* **Provided material**

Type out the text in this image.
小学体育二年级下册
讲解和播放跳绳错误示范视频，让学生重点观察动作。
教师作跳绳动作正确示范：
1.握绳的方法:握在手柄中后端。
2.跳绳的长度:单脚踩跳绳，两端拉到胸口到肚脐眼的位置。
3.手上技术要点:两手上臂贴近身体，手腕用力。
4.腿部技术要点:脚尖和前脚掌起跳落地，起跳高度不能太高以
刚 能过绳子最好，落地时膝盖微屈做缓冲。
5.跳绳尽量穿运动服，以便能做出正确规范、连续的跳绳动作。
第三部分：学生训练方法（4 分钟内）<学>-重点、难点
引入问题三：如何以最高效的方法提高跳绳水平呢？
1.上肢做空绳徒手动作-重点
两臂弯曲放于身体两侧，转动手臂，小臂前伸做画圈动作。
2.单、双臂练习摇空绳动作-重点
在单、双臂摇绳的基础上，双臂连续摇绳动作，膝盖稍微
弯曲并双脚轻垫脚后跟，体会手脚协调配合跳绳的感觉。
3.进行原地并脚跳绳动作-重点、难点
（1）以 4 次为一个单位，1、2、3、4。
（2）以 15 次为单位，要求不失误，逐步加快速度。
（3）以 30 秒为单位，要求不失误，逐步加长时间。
* * *
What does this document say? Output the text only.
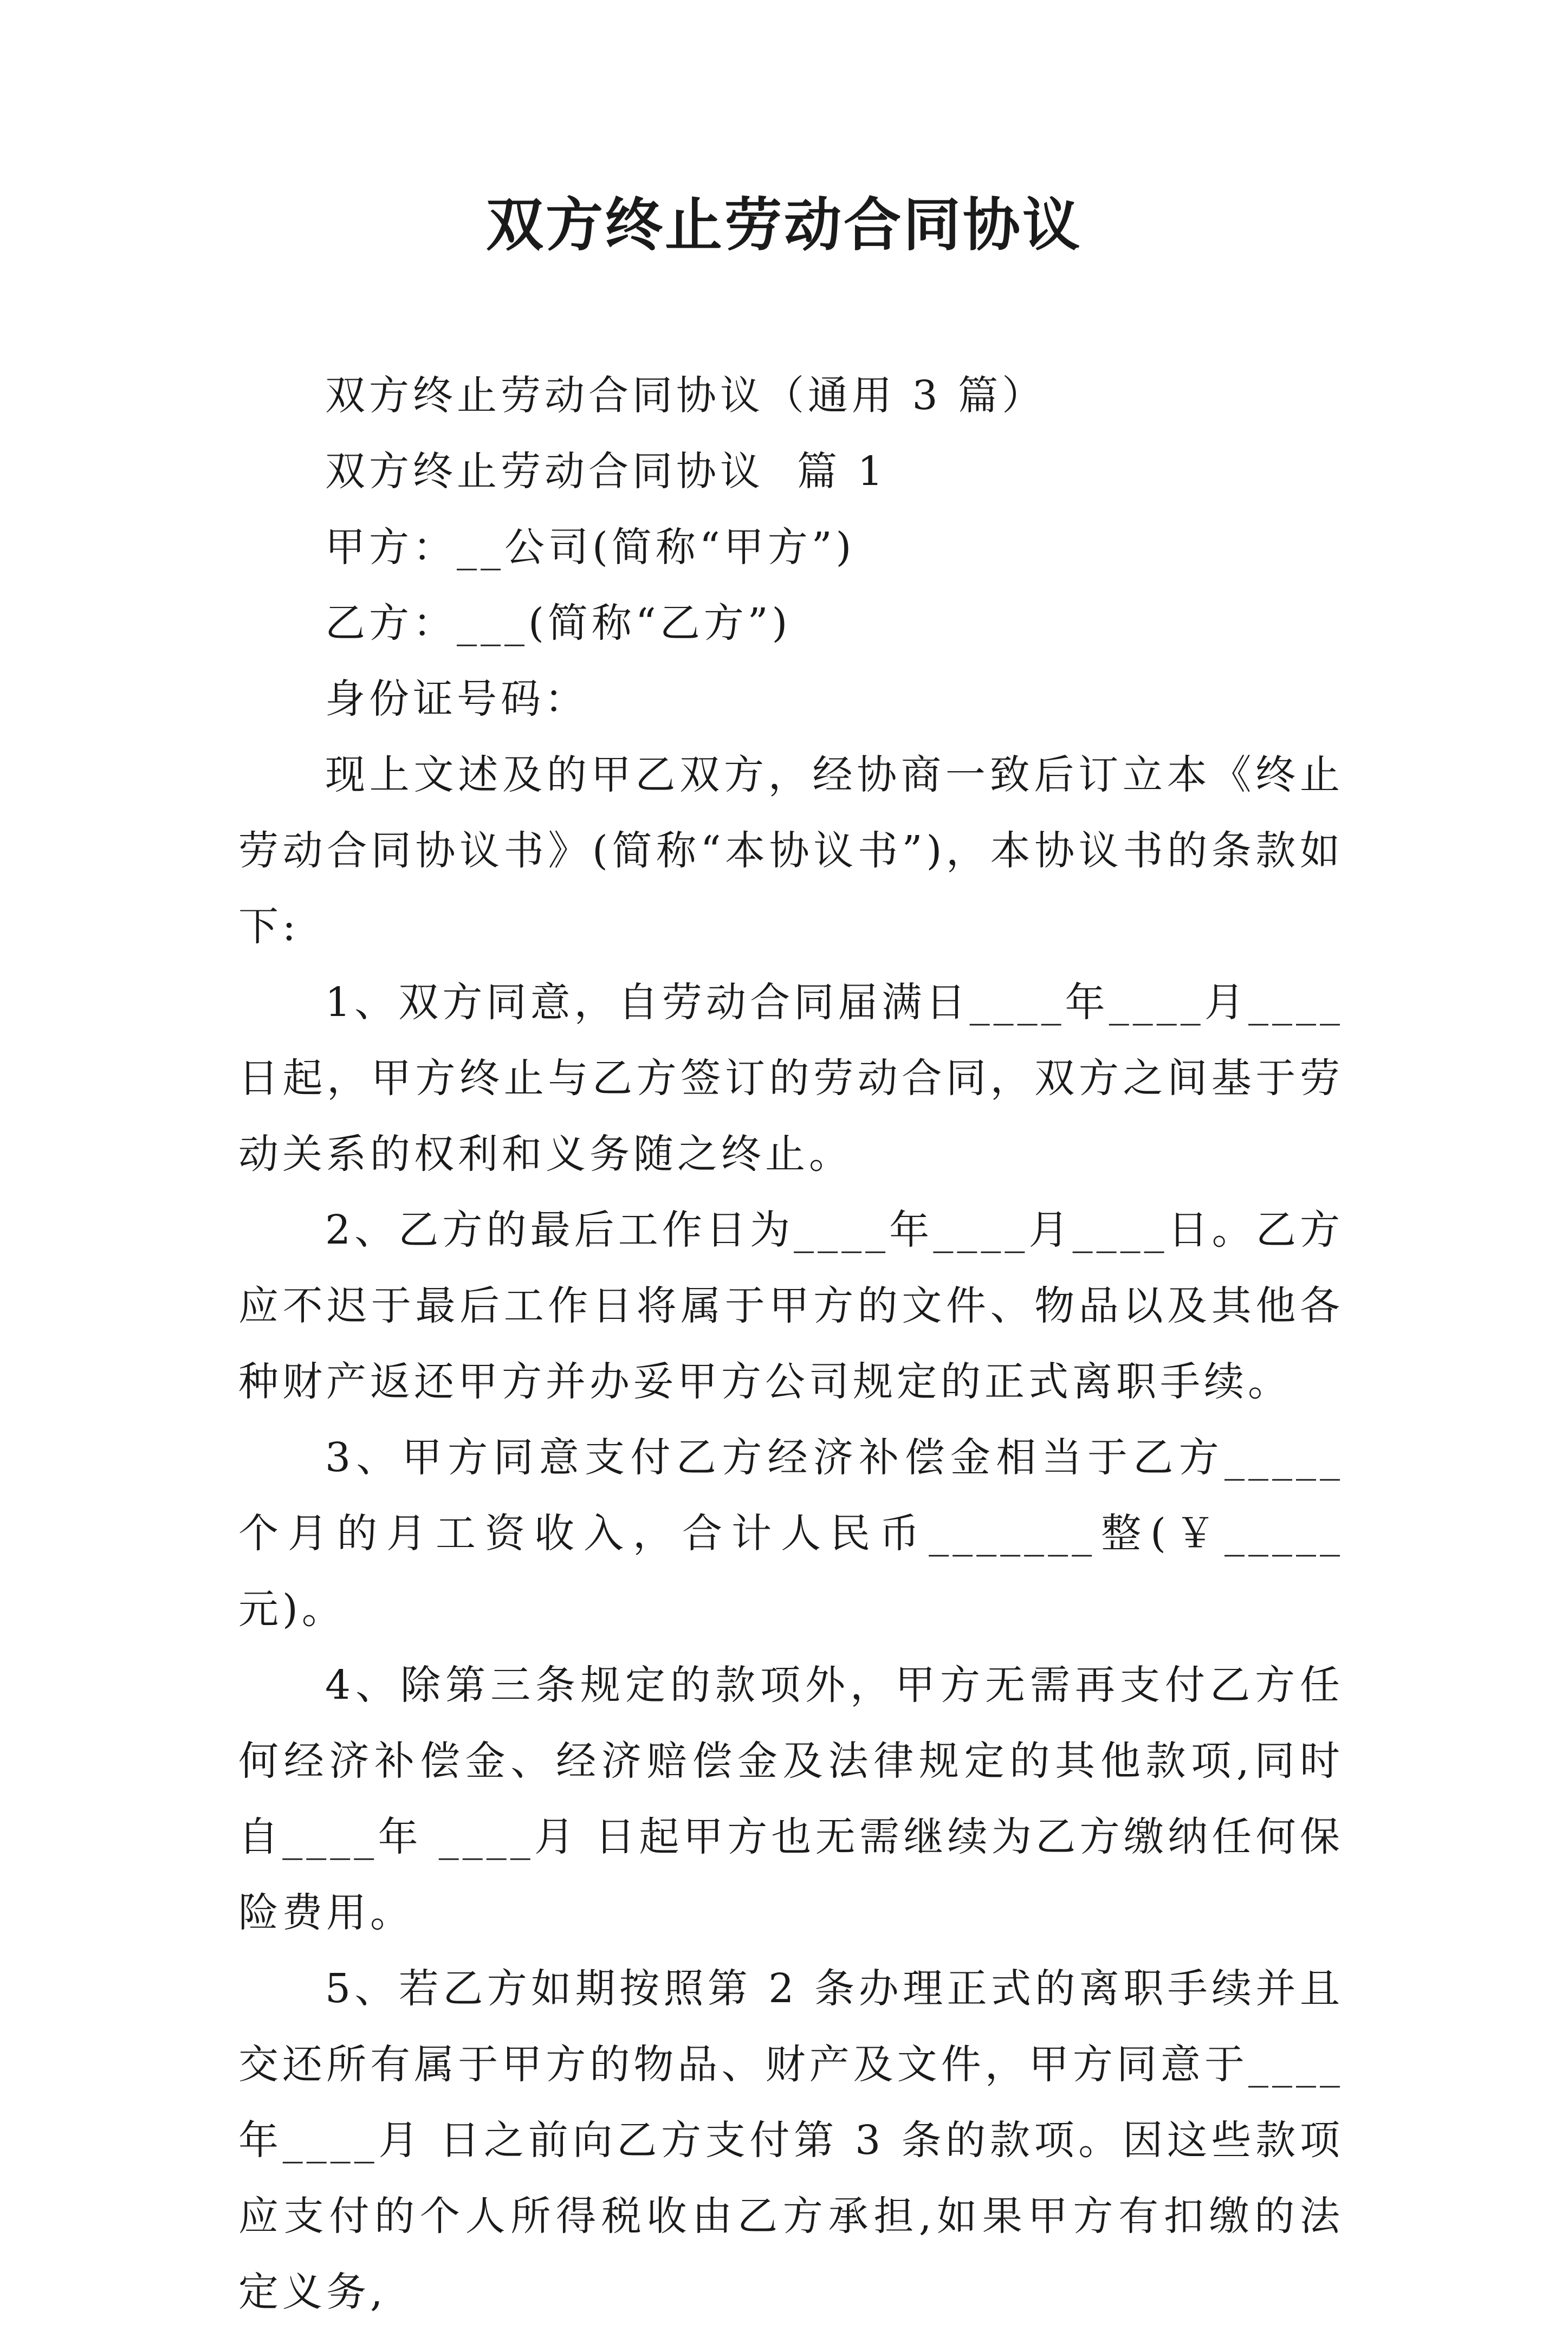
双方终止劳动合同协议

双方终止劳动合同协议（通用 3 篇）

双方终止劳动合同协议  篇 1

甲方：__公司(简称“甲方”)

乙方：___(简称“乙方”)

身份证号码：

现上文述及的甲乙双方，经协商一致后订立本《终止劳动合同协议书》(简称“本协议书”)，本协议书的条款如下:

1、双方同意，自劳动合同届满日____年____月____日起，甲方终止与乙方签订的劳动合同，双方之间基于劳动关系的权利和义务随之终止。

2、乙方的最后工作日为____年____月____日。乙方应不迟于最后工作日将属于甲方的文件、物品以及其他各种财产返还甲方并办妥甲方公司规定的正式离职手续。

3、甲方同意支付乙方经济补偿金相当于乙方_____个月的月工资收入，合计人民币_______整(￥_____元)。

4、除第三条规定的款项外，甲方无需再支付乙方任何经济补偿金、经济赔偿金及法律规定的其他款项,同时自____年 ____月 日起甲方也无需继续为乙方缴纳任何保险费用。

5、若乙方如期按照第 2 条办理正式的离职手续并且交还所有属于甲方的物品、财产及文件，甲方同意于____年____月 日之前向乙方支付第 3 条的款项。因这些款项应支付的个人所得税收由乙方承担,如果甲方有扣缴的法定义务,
--
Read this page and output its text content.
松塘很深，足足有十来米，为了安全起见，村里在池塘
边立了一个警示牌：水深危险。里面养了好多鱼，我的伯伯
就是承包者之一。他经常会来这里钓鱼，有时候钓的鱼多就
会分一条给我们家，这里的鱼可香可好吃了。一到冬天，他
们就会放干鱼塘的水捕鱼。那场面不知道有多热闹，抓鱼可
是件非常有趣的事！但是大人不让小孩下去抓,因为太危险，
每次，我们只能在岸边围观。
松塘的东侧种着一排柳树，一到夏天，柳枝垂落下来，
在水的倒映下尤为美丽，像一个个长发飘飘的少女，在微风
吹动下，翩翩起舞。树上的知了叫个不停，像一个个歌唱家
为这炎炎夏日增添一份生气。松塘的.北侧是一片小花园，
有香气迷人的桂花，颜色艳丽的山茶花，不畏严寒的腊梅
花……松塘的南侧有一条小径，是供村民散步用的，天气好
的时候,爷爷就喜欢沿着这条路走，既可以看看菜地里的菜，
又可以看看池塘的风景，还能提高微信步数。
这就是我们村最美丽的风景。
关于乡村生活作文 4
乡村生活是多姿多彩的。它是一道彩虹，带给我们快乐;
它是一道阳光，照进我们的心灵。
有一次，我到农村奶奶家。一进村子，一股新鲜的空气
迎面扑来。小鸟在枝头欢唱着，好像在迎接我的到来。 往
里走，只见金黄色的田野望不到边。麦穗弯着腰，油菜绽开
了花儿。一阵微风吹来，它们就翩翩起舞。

* **Problem details**
From the records above, copy every line that holds the word "text".

* **Response to the exercise**
Type out the text in this image.
What does this document say? Output the text only.
Read this page and output its text content.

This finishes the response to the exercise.